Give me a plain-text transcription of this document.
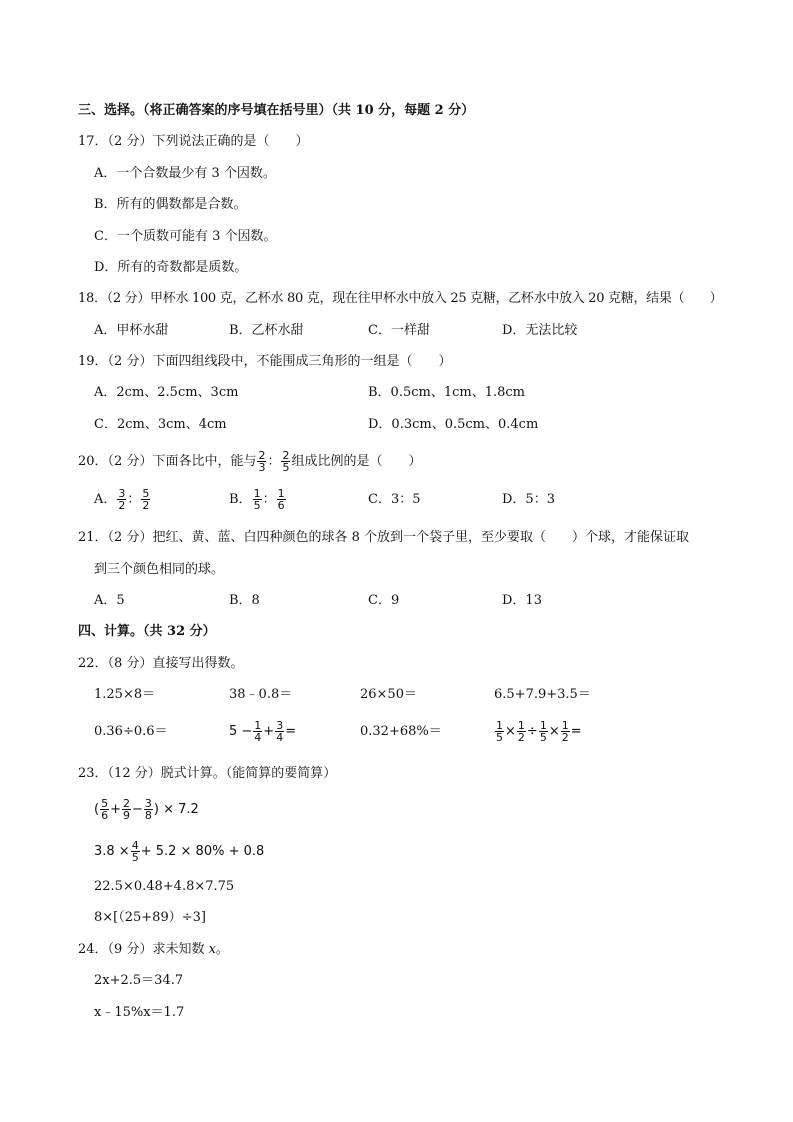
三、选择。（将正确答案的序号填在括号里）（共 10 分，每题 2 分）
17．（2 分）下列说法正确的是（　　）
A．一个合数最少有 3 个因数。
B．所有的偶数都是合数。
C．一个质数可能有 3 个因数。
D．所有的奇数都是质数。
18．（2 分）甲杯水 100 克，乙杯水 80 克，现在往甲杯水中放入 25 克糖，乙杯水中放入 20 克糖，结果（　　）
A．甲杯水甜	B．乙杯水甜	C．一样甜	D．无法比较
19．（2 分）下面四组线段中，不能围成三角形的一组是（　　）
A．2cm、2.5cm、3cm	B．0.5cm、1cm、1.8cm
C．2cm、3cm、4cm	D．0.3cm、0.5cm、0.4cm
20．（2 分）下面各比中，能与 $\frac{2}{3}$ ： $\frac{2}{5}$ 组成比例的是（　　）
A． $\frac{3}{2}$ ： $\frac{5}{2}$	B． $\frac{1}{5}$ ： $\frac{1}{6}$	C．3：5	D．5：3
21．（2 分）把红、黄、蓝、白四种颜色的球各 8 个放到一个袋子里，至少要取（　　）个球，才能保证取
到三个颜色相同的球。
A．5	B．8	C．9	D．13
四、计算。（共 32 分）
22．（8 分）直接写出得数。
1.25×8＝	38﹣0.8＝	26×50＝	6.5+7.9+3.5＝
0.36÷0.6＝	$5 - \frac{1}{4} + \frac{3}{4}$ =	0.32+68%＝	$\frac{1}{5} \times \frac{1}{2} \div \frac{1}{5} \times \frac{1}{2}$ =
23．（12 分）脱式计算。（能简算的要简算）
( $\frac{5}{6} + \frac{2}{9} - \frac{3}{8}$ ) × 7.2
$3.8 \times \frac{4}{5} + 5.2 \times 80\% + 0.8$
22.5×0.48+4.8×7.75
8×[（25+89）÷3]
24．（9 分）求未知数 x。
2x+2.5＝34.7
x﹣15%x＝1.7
************
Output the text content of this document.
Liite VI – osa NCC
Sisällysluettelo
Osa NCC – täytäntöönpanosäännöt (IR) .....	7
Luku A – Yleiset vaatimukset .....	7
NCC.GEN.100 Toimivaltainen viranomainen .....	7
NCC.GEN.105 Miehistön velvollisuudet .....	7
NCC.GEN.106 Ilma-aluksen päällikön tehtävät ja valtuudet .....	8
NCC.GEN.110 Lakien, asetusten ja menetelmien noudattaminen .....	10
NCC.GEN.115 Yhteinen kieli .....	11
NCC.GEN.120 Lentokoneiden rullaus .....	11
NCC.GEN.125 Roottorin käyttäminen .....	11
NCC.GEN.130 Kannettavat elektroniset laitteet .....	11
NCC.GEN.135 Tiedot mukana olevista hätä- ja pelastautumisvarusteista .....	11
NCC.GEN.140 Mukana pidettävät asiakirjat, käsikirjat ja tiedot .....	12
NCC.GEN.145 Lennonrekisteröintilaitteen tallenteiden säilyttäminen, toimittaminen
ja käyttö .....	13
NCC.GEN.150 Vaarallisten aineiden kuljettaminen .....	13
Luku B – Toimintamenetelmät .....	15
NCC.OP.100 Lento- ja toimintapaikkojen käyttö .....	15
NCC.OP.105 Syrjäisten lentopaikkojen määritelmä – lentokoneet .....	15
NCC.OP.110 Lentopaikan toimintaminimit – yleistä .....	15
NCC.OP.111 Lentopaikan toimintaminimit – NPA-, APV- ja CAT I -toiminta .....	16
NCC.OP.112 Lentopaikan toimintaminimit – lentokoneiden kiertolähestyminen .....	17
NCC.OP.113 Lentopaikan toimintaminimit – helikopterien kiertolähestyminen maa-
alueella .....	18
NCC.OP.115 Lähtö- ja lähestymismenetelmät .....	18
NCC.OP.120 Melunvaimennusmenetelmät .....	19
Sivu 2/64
************
Copy out every line in the listing where the word "frac" appears.

● **Written answer**
20．（2 分）下面各比中，能与 $\frac{2}{3}$ ： $\frac{2}{5}$ 组成比例的是（　　）
A． $\frac{3}{2}$ ： $\frac{5}{2}$	B． $\frac{1}{5}$ ： $\frac{1}{6}$	C．3：5	D．5：3
0.36÷0.6＝	$5 - \frac{1}{4} + \frac{3}{4}$ =	0.32+68%＝	$\frac{1}{5} \times \frac{1}{2} \div \frac{1}{5} \times \frac{1}{2}$ =
( $\frac{5}{6} + \frac{2}{9} - \frac{3}{8}$ ) × 7.2
$3.8 \times \frac{4}{5} + 5.2 \times 80\% + 0.8$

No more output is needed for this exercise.